Sift the material for lines containing "text", and return them.
----- ENTRIES PROVIDED
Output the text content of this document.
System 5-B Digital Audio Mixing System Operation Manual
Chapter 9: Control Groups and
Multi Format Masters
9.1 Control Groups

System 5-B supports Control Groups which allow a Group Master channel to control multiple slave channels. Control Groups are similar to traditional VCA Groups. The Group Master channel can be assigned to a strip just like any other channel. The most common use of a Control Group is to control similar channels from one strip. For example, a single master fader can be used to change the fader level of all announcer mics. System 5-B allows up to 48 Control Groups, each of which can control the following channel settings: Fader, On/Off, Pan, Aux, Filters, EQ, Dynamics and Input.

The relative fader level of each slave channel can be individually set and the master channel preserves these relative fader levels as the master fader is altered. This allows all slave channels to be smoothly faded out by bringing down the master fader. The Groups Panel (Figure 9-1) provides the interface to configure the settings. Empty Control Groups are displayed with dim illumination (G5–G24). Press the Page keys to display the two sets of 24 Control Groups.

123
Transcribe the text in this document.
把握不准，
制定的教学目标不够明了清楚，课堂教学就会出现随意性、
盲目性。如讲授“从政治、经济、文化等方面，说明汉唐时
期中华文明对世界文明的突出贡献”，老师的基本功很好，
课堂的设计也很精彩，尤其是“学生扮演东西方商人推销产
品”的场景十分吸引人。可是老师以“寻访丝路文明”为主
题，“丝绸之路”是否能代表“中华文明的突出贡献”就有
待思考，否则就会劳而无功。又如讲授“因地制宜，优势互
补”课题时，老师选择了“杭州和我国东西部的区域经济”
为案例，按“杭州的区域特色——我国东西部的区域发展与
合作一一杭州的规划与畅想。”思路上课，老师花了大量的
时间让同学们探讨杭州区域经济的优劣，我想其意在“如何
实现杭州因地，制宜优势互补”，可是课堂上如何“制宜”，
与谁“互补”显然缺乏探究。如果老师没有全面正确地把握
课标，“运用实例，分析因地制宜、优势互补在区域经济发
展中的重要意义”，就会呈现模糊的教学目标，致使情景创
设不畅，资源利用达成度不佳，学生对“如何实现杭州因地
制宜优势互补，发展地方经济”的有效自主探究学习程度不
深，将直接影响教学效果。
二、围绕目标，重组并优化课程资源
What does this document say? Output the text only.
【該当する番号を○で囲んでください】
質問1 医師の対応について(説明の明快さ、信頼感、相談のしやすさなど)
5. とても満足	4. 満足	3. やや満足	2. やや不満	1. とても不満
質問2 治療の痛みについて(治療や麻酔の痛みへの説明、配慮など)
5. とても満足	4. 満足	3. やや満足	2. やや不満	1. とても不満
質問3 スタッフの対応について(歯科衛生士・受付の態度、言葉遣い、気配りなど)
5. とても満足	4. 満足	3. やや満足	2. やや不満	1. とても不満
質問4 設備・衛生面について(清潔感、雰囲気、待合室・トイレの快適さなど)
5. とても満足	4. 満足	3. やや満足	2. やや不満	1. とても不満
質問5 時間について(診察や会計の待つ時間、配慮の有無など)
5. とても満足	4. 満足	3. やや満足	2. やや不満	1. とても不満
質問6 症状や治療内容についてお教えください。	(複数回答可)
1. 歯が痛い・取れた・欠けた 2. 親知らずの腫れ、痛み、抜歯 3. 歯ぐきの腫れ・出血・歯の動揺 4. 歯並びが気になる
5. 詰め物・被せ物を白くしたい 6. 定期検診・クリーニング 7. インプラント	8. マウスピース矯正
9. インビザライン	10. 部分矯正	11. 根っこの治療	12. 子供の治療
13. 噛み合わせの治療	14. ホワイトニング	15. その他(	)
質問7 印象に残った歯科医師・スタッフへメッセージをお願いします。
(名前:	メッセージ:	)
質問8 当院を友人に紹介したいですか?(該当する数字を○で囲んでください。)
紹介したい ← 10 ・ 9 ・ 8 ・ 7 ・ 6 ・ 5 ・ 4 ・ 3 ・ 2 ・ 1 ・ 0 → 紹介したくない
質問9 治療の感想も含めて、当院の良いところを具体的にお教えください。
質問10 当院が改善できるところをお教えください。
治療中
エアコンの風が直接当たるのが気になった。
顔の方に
----------
→ RESULT
Output the text content of this document.
Transcribe the text in this document.
What does this document say? Output the text only.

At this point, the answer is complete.